[Records]
------------------------------------------------
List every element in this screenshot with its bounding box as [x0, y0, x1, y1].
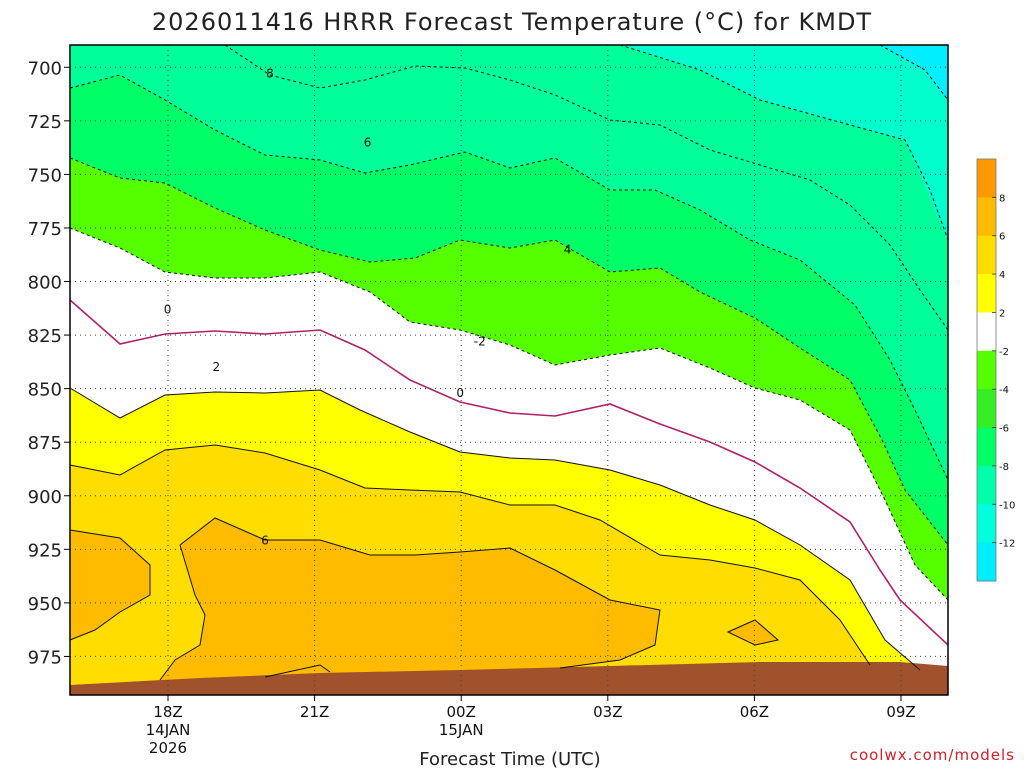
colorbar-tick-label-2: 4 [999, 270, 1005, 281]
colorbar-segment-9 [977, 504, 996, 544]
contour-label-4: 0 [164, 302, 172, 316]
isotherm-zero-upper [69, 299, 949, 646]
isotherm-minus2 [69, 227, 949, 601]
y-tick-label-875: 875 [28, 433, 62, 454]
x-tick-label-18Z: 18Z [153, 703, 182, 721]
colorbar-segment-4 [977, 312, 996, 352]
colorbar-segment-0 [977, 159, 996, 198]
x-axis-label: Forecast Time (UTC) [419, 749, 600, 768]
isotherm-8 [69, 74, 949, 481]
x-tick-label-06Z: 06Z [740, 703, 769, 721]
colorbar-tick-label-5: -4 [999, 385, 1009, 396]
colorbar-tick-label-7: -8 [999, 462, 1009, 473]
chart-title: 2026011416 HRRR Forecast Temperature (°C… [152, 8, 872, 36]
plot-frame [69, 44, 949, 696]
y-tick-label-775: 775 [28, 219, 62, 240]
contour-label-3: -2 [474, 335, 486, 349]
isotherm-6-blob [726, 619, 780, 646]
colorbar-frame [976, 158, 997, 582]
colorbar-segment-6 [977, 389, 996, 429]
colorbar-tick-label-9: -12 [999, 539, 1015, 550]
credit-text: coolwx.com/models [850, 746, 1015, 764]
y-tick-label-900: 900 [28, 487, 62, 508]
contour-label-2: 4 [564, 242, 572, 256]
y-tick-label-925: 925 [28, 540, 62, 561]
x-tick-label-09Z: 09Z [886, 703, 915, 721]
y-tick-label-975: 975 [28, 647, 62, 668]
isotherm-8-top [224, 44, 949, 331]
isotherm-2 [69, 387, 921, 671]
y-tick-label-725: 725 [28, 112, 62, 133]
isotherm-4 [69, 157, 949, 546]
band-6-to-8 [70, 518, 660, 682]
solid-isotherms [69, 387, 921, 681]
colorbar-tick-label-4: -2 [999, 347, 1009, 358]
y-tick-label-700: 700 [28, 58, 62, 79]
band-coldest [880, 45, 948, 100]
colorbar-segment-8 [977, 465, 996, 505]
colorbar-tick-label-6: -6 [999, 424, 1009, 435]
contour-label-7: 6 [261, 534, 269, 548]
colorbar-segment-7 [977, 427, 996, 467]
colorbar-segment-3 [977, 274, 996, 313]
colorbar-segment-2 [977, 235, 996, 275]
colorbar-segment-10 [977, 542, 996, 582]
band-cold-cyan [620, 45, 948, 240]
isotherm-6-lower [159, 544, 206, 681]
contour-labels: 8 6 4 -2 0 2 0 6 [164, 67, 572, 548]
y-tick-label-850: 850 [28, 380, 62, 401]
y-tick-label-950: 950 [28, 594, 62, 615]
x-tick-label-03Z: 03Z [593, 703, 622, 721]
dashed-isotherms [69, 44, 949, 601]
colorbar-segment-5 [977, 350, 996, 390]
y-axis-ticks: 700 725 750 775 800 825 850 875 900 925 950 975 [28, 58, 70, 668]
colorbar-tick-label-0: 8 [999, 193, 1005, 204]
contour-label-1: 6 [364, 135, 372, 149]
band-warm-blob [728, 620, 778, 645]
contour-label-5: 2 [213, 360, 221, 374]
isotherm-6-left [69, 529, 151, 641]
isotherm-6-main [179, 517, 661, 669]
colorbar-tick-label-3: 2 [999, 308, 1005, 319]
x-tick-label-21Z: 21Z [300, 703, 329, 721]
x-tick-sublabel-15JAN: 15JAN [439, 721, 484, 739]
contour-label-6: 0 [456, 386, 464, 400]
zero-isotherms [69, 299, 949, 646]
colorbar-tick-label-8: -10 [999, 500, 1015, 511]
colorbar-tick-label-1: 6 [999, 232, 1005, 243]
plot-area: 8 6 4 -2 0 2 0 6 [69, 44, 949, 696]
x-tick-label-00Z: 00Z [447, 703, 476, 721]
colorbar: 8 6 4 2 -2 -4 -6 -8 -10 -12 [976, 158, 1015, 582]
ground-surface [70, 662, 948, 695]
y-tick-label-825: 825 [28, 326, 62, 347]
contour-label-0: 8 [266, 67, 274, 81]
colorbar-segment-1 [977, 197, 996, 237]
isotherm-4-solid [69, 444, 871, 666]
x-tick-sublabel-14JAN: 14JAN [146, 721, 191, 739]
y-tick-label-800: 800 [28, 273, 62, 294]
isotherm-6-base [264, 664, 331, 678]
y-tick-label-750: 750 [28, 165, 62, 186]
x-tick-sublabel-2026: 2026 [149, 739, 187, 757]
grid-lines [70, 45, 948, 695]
------------------------------------------------
== Set task ==
Reproduce the lines above verbatim, starting at the line that contains "colorbar-tick-label-2: 4 [999, 270, 1005, 281]" and ending at the line that contains "credit-text: coolwx.com/models [850, 746, 1015, 764]", with both of those lines included.

== Output for this task ==
colorbar-tick-label-2: 4 [999, 270, 1005, 281]
colorbar-segment-9 [977, 504, 996, 544]
contour-label-4: 0 [164, 302, 172, 316]
isotherm-zero-upper [69, 299, 949, 646]
isotherm-minus2 [69, 227, 949, 601]
y-tick-label-875: 875 [28, 433, 62, 454]
x-tick-label-18Z: 18Z [153, 703, 182, 721]
colorbar-segment-4 [977, 312, 996, 352]
colorbar-segment-0 [977, 159, 996, 198]
x-axis-label: Forecast Time (UTC) [419, 749, 600, 768]
isotherm-8 [69, 74, 949, 481]
x-tick-label-06Z: 06Z [740, 703, 769, 721]
colorbar-tick-label-5: -4 [999, 385, 1009, 396]
colorbar-tick-label-7: -8 [999, 462, 1009, 473]
chart-title: 2026011416 HRRR Forecast Temperature (°C… [152, 8, 872, 36]
plot-frame [69, 44, 949, 696]
y-tick-label-775: 775 [28, 219, 62, 240]
contour-label-3: -2 [474, 335, 486, 349]
isotherm-6-blob [726, 619, 780, 646]
colorbar-frame [976, 158, 997, 582]
colorbar-segment-6 [977, 389, 996, 429]
colorbar-tick-label-9: -12 [999, 539, 1015, 550]
credit-text: coolwx.com/models [850, 746, 1015, 764]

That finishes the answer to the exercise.